Find the lines holding the string "California" in the data, then copy all of them.

# Start of Data for this exercise

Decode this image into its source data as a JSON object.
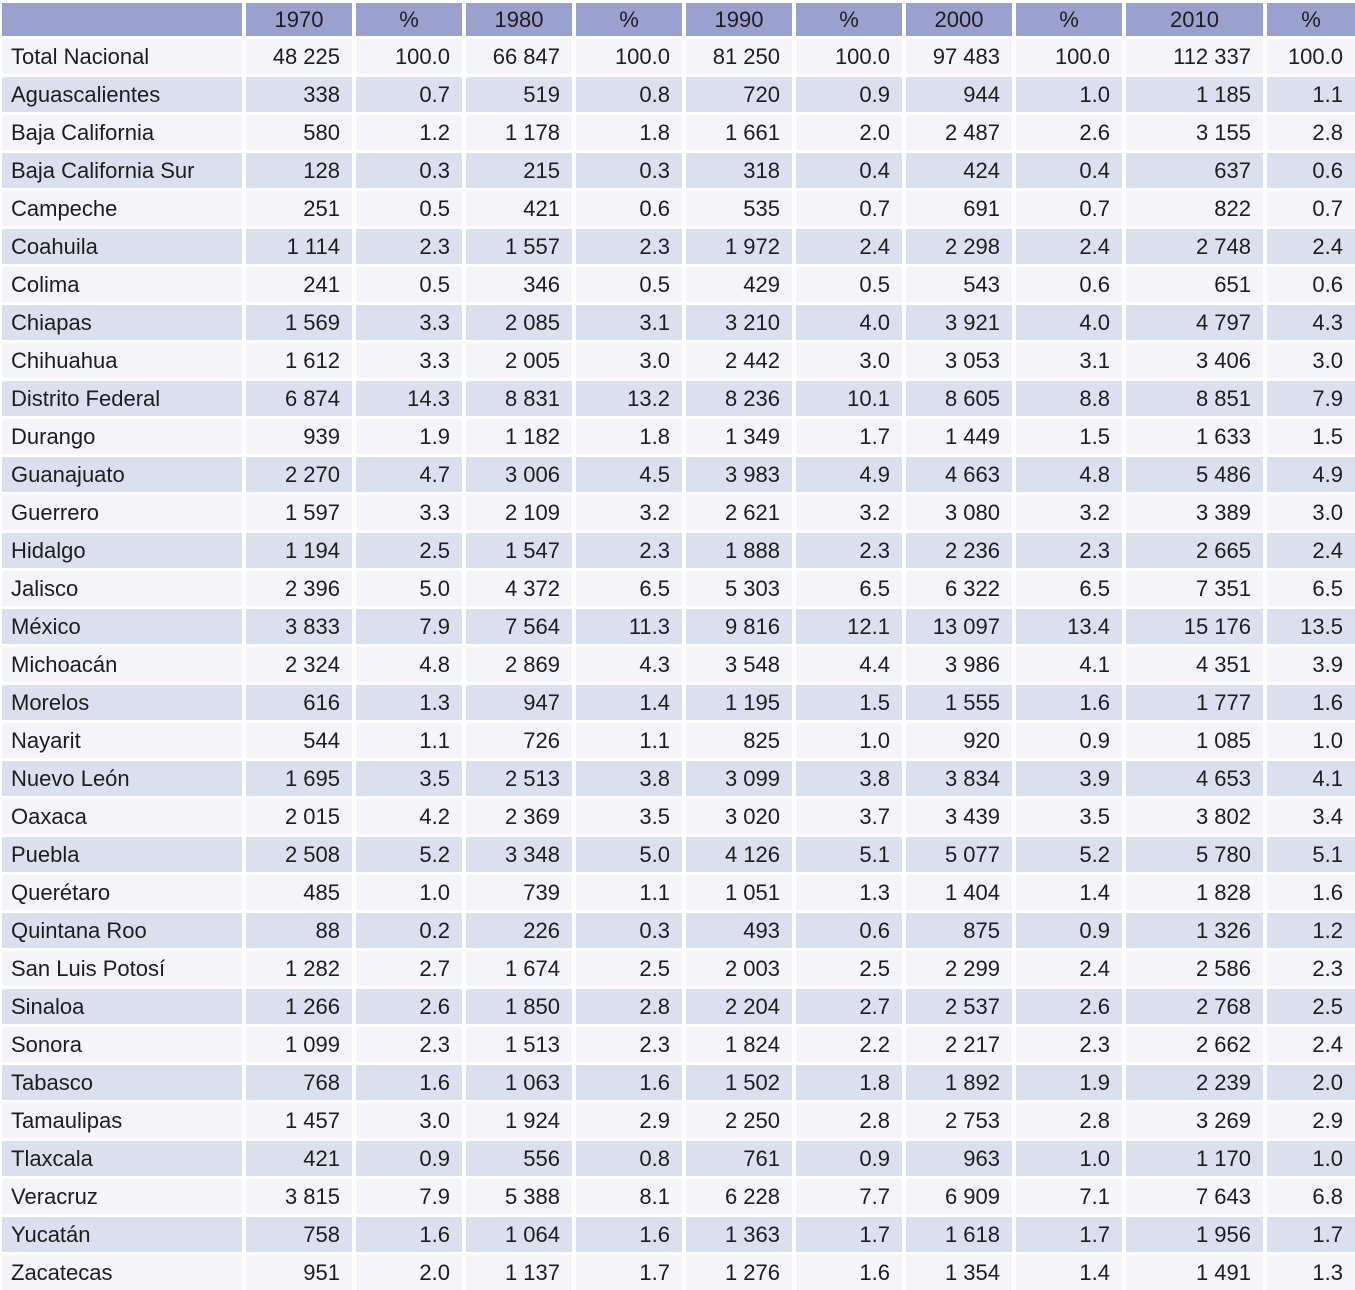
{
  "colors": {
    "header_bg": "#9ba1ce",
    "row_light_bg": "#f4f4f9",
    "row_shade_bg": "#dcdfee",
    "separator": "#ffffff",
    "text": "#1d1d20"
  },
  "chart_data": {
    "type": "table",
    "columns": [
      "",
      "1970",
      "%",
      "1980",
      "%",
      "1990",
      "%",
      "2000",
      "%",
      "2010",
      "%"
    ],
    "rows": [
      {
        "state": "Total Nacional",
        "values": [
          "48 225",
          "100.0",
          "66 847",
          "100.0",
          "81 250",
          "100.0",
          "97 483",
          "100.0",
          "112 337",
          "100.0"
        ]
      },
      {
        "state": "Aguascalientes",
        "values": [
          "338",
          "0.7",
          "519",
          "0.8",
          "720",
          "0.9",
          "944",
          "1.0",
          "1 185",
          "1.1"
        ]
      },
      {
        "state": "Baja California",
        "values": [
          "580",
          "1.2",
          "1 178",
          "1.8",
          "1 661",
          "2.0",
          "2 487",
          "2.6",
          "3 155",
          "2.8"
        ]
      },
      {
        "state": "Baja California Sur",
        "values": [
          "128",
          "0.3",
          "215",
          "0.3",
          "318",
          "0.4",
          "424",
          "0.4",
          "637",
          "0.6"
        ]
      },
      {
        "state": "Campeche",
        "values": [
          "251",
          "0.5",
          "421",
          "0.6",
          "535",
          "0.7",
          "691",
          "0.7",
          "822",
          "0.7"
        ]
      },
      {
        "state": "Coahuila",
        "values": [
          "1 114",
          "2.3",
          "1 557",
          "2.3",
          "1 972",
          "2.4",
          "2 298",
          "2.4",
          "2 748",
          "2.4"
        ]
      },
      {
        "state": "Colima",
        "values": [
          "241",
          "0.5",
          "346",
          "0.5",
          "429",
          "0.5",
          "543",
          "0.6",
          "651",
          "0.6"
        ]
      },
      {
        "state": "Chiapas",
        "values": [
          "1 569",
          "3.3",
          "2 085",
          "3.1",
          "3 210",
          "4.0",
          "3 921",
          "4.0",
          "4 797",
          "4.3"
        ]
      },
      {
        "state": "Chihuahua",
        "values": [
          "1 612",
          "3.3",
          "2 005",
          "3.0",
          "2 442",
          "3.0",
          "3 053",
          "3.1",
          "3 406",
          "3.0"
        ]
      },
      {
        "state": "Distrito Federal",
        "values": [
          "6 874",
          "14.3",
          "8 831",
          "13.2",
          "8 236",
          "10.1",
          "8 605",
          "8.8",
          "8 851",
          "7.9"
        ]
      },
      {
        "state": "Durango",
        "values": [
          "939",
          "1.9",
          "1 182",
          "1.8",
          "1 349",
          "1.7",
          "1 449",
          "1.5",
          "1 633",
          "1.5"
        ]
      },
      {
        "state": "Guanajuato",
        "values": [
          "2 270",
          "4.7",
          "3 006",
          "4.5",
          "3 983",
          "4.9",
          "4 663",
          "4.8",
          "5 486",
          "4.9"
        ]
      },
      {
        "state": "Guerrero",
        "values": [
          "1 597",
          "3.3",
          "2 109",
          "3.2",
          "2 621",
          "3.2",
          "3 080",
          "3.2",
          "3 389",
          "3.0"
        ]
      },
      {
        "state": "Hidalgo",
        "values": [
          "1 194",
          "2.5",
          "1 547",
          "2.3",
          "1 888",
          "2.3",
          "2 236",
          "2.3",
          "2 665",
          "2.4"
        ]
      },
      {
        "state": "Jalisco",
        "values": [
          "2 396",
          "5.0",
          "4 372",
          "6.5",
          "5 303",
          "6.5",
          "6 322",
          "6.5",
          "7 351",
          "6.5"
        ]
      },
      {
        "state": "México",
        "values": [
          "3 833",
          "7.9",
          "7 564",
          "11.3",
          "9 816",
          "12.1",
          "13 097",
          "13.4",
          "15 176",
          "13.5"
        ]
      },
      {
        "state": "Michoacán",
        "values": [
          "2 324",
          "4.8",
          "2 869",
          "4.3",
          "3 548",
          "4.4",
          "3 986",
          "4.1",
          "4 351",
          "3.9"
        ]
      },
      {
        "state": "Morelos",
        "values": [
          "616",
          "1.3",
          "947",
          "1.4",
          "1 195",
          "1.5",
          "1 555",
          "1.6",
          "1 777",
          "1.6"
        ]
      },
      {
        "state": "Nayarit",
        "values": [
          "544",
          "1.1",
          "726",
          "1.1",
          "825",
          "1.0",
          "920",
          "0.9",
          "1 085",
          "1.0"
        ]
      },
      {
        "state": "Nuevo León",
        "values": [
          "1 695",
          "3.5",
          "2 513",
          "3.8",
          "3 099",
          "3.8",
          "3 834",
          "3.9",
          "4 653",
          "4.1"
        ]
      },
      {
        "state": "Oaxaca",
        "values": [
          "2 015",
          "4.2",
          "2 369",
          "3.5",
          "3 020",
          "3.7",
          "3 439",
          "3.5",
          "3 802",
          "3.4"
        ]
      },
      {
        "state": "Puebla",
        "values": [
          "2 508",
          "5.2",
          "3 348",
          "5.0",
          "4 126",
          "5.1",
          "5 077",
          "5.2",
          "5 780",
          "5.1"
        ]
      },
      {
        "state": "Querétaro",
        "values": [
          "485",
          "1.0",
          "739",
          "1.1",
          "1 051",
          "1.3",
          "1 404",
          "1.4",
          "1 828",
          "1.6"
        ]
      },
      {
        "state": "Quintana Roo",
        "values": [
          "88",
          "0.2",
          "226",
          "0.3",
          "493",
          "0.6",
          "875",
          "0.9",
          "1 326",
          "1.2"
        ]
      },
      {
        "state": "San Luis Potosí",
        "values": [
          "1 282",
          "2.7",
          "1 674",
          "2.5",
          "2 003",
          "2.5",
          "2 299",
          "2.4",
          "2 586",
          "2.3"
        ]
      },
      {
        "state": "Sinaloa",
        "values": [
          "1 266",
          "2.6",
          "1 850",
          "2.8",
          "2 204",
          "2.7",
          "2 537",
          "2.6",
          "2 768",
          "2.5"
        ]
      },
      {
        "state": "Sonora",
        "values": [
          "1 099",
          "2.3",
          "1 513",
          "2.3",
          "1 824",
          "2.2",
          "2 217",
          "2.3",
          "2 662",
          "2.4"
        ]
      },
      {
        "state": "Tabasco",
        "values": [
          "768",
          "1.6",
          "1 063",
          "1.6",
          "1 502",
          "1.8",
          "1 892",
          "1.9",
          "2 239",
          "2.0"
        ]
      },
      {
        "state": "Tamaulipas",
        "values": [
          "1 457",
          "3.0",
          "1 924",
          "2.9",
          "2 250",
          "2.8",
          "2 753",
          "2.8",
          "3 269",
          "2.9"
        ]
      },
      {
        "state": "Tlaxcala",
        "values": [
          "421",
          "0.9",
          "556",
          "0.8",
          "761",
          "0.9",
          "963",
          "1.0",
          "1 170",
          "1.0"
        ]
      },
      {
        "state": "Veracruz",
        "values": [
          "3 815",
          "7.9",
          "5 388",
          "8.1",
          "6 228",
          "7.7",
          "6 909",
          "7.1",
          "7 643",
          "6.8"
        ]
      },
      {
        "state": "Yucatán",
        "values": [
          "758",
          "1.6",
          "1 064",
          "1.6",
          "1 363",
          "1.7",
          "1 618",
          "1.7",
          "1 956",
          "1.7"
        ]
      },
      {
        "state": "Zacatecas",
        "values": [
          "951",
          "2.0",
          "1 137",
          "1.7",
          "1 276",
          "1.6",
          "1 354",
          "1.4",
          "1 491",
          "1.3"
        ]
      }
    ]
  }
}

# End of Data for this exercise

Result of this task:
        "state": "Baja California",
        "state": "Baja California Sur",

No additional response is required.